§ **WORK REQUIRED**
Lines holding the string "element" are the ones to copy from this listing.

* Start DATASET EXCERPTS *

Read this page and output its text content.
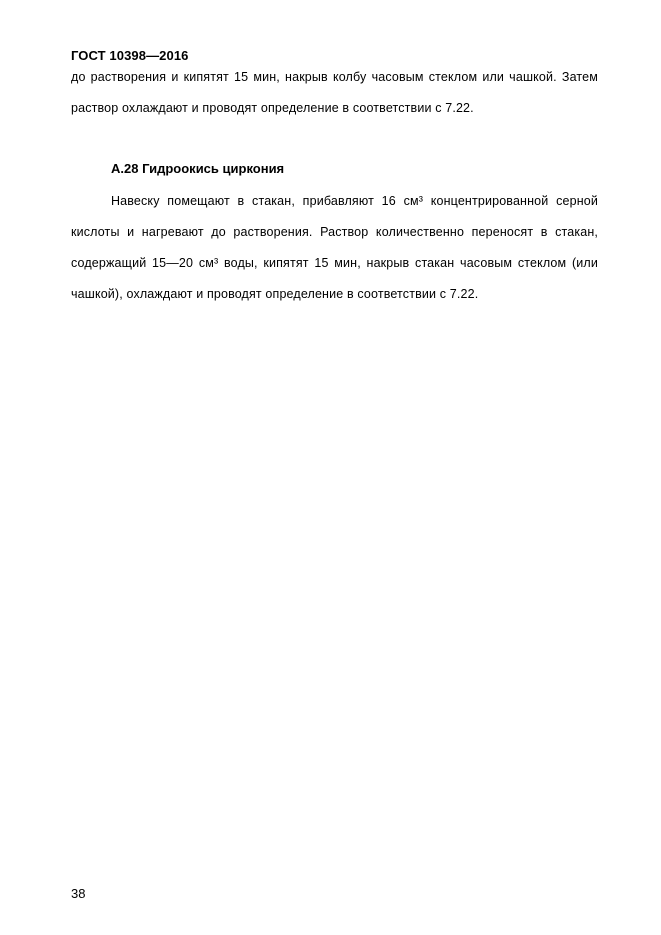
ГОСТ 10398—2016

до растворения и кипятят 15 мин, накрыв колбу часовым стеклом или чашкой. Затем раствор охлаждают и проводят определение в соответствии с 7.22.

А.28 Гидроокись циркония

Навеску помещают в стакан, прибавляют 16 см³ концентрированной серной кислоты и нагревают до растворения. Раствор количественно переносят в стакан, содержащий 15—20 см³ воды, кипятят 15 мин, накрыв стакан часовым стеклом (или чашкой), охлаждают и проводят определение в соответствии с 7.22.

38
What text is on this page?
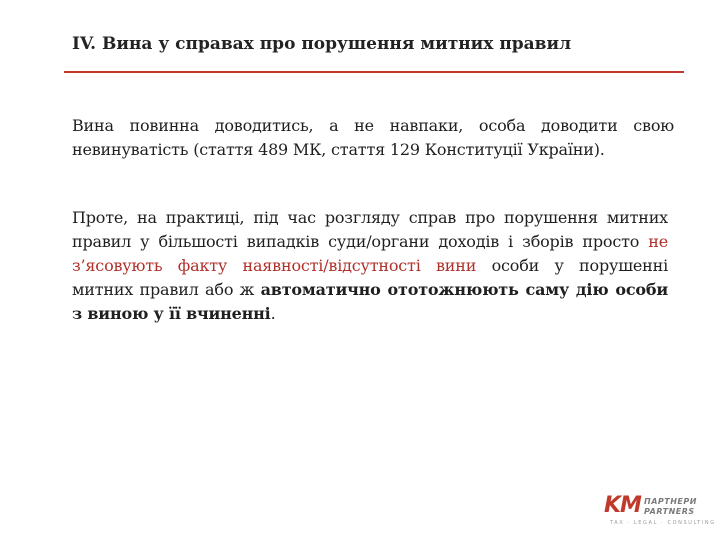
IV. Вина у справах про порушення митних правил
Вина повинна доводитись, а не навпаки, особа доводити свою невинуватість (стаття 489 МК, стаття 129 Конституції України).
Проте, на практиці, під час розгляду справ про порушення митних правил у більшості випадків суди/органи доходів і зборів просто не з’ясовують факту наявності/відсутності вини особи у порушенні митних правил або ж автоматично ототожнюють саму дію особи з виною у її вчиненні.
KM ПАРТНЕРИ
PARTNERS
TAX · LEGAL · CONSULTING
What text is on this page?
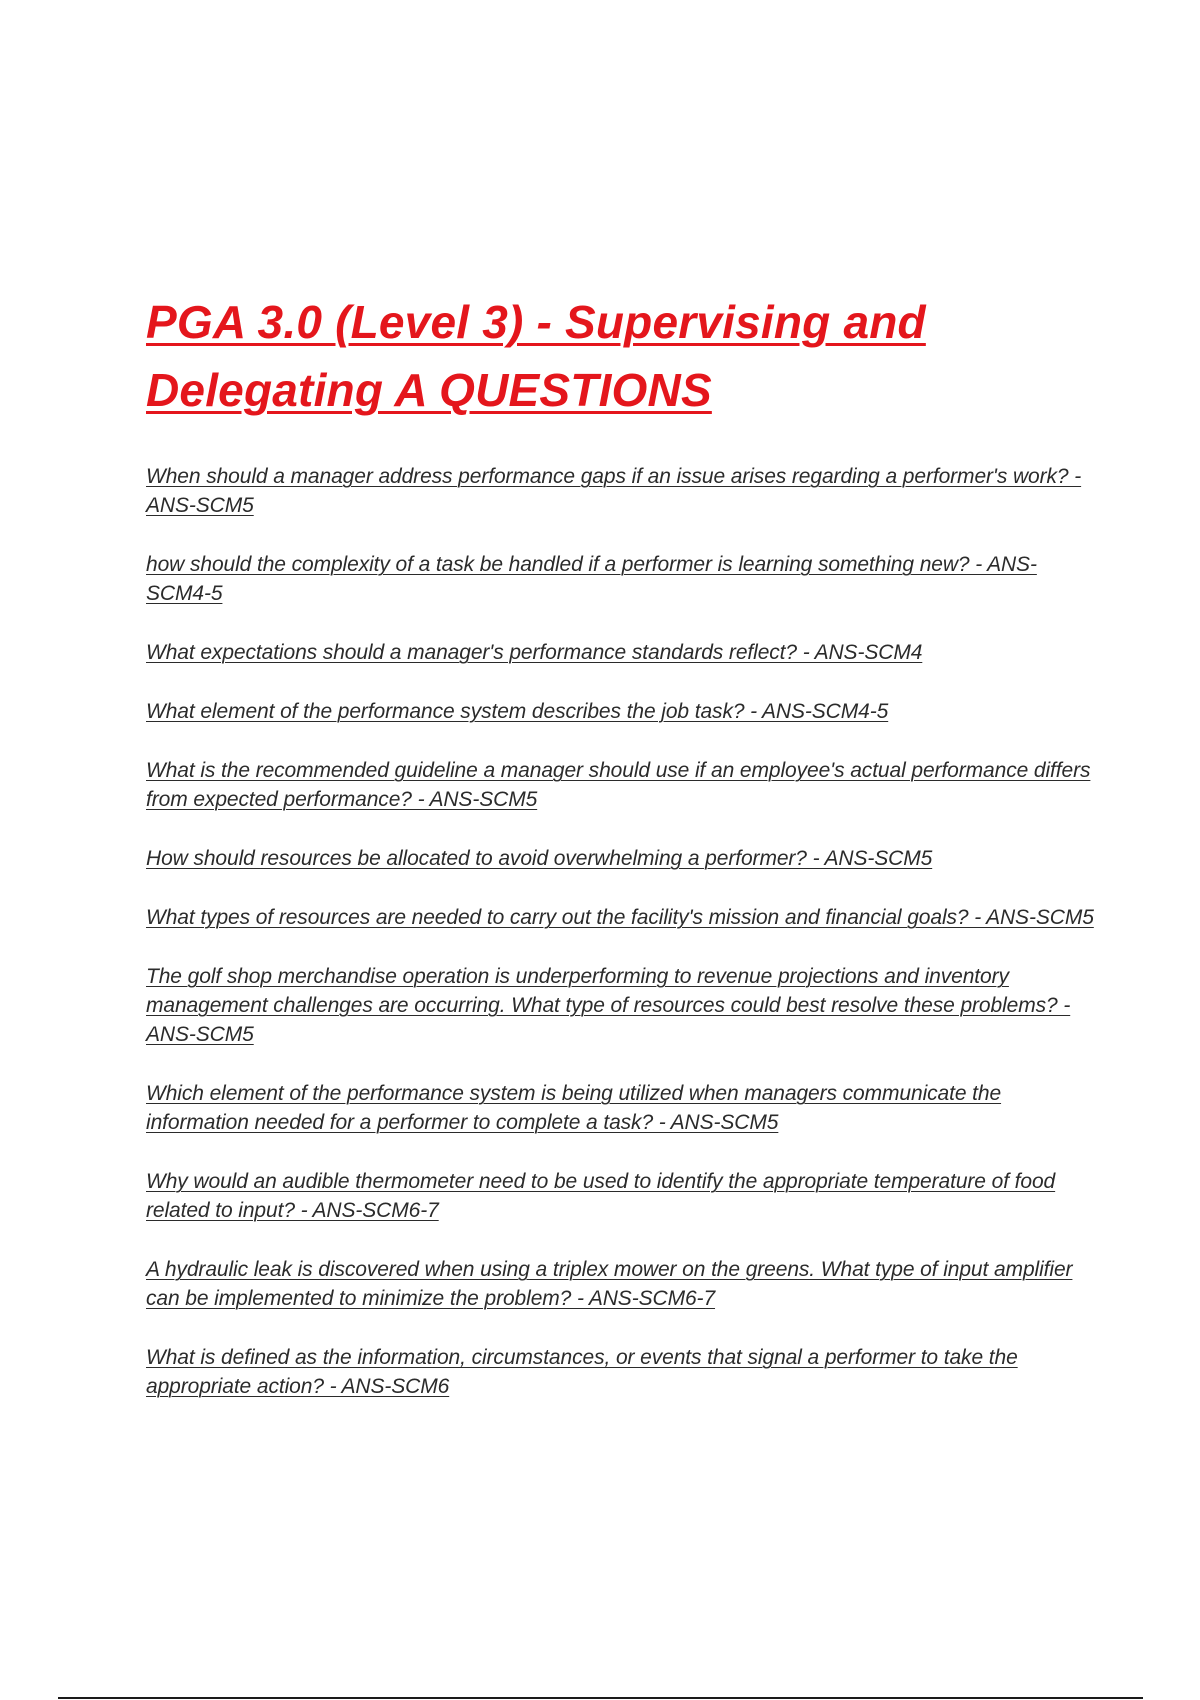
PGA 3.0 (Level 3) - Supervising and Delegating A QUESTIONS
When should a manager address performance gaps if an issue arises regarding a performer's work? - ANS-SCM5
how should the complexity of a task be handled if a performer is learning something new? - ANS-SCM4-5
What expectations should a manager's performance standards reflect? - ANS-SCM4
What element of the performance system describes the job task? - ANS-SCM4-5
What is the recommended guideline a manager should use if an employee's actual performance differs from expected performance? - ANS-SCM5
How should resources be allocated to avoid overwhelming a performer? - ANS-SCM5
What types of resources are needed to carry out the facility's mission and financial goals? - ANS-SCM5
The golf shop merchandise operation is underperforming to revenue projections and inventory management challenges are occurring. What type of resources could best resolve these problems? - ANS-SCM5
Which element of the performance system is being utilized when managers communicate the information needed for a performer to complete a task? - ANS-SCM5
Why would an audible thermometer need to be used to identify the appropriate temperature of food related to input? - ANS-SCM6-7
A hydraulic leak is discovered when using a triplex mower on the greens. What type of input amplifier can be implemented to minimize the problem? - ANS-SCM6-7
What is defined as the information, circumstances, or events that signal a performer to take the appropriate action? - ANS-SCM6
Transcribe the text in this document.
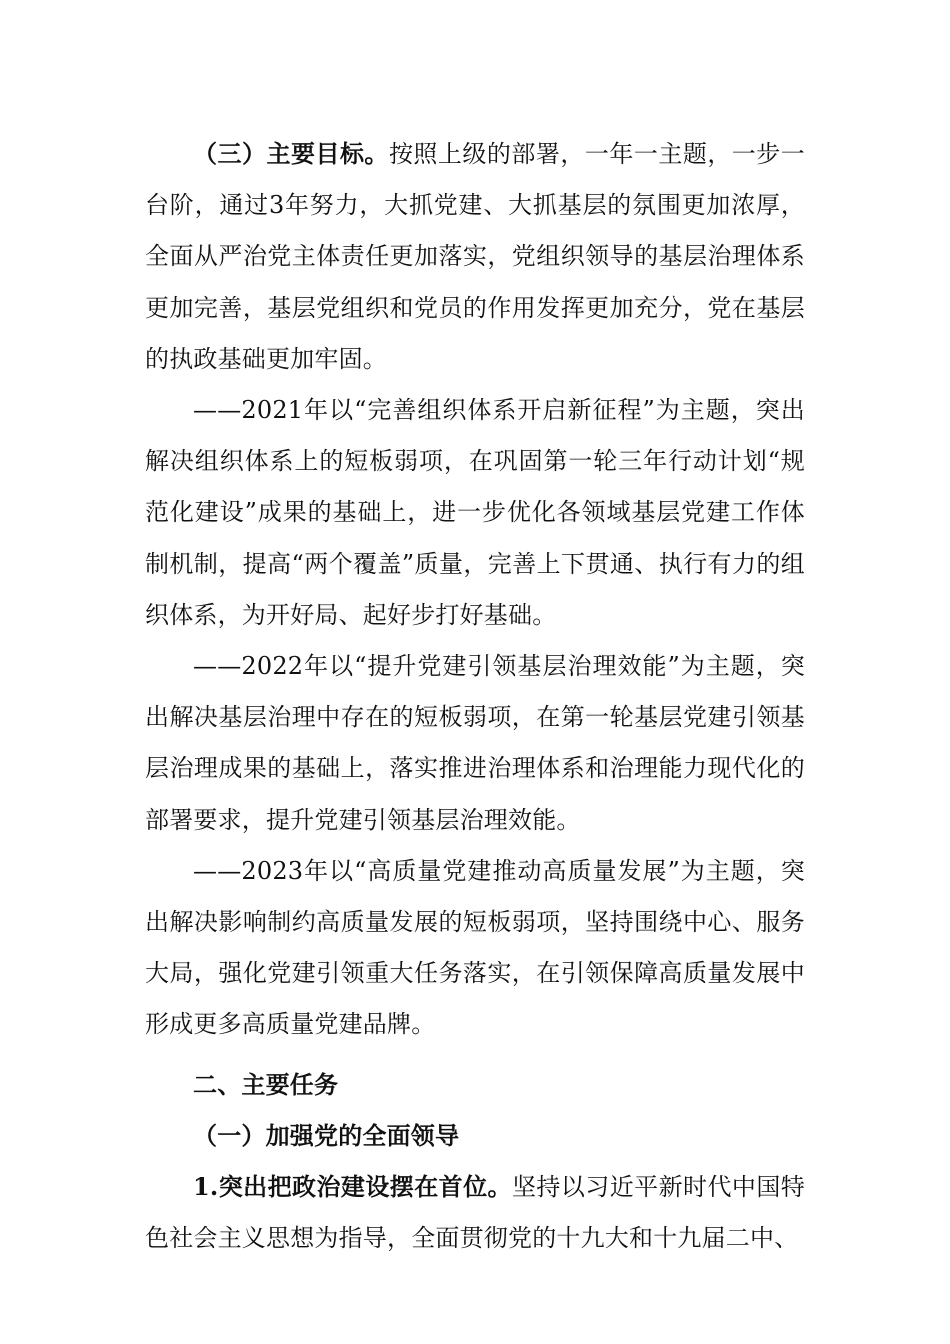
（三）主要目标。按照上级的部署，一年一主题，一步一台阶，通过3年努力，大抓党建、大抓基层的氛围更加浓厚，全面从严治党主体责任更加落实，党组织领导的基层治理体系更加完善，基层党组织和党员的作用发挥更加充分，党在基层的执政基础更加牢固。

——2021年以“完善组织体系开启新征程”为主题，突出解决组织体系上的短板弱项，在巩固第一轮三年行动计划“规范化建设”成果的基础上，进一步优化各领域基层党建工作体制机制，提高“两个覆盖”质量，完善上下贯通、执行有力的组织体系，为开好局、起好步打好基础。

——2022年以“提升党建引领基层治理效能”为主题，突出解决基层治理中存在的短板弱项，在第一轮基层党建引领基层治理成果的基础上，落实推进治理体系和治理能力现代化的部署要求，提升党建引领基层治理效能。

——2023年以“高质量党建推动高质量发展”为主题，突出解决影响制约高质量发展的短板弱项，坚持围绕中心、服务大局，强化党建引领重大任务落实，在引领保障高质量发展中形成更多高质量党建品牌。

二、主要任务

（一）加强党的全面领导

1.突出把政治建设摆在首位。坚持以习近平新时代中国特色社会主义思想为指导，全面贯彻党的十九大和十九届二中、
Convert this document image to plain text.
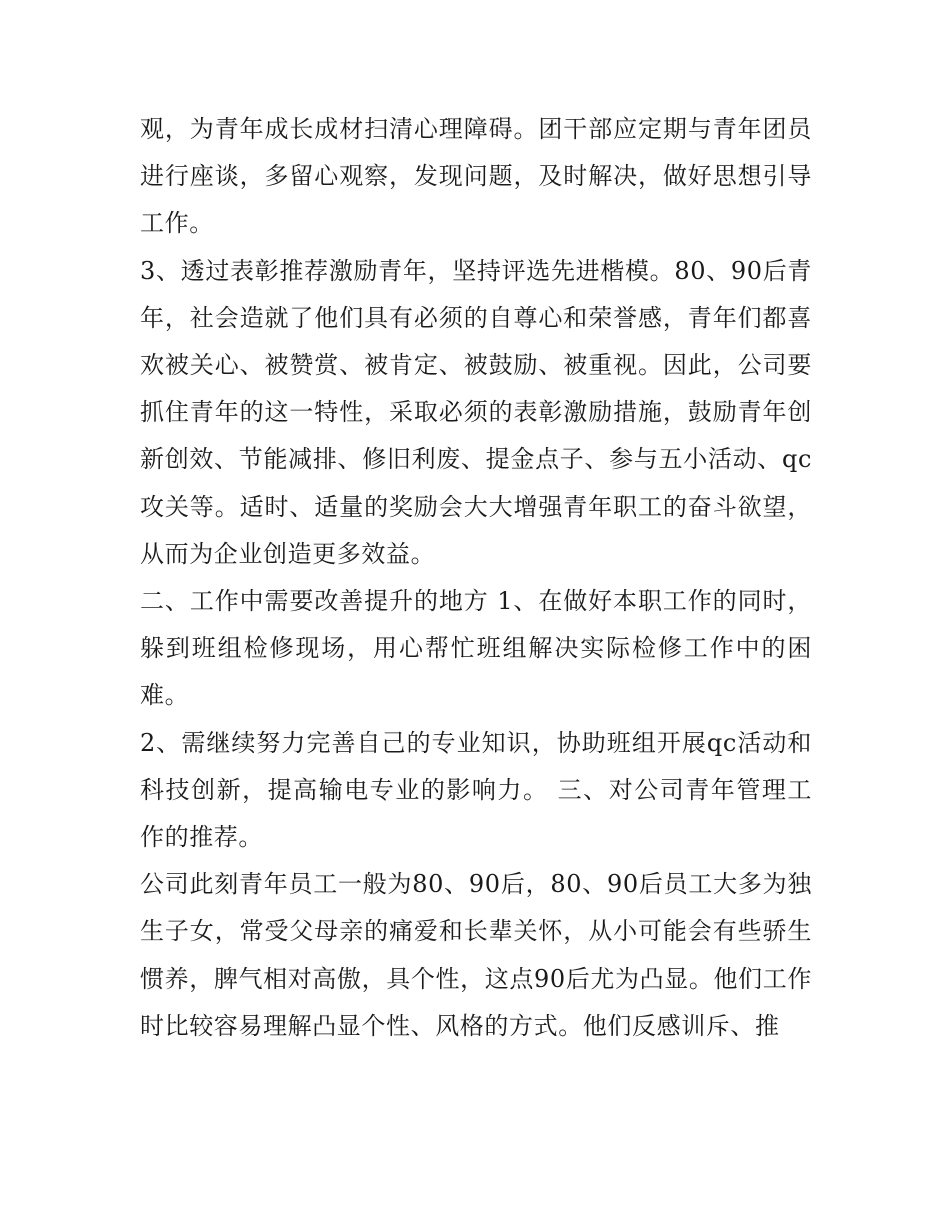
观，为青年成长成材扫清心理障碍。团干部应定期与青年团员进行座谈，多留心观察，发现问题，及时解决，做好思想引导工作。

3、透过表彰推荐激励青年，坚持评选先进楷模。80、90后青年，社会造就了他们具有必须的自尊心和荣誉感，青年们都喜欢被关心、被赞赏、被肯定、被鼓励、被重视。因此，公司要抓住青年的这一特性，采取必须的表彰激励措施，鼓励青年创新创效、节能减排、修旧利废、提金点子、参与五小活动、qc攻关等。适时、适量的奖励会大大增强青年职工的奋斗欲望，从而为企业创造更多效益。

二、工作中需要改善提升的地方 1、在做好本职工作的同时，躲到班组检修现场，用心帮忙班组解决实际检修工作中的困难。

2、需继续努力完善自己的专业知识，协助班组开展qc活动和科技创新，提高输电专业的影响力。 三、对公司青年管理工作的推荐。

公司此刻青年员工一般为80、90后，80、90后员工大多为独生子女，常受父母亲的痛爱和长辈关怀，从小可能会有些骄生惯养，脾气相对高傲，具个性，这点90后尤为凸显。他们工作时比较容易理解凸显个性、风格的方式。他们反感训斥、推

* End DATASET EXCERPTS *

§ **THE COMPLETED TASK**
What element of the performance system describes the job task? - ANS-SCM4-5
Which element of the performance system is being utilized when managers communicate the information needed for a performer to complete a task? - ANS-SCM5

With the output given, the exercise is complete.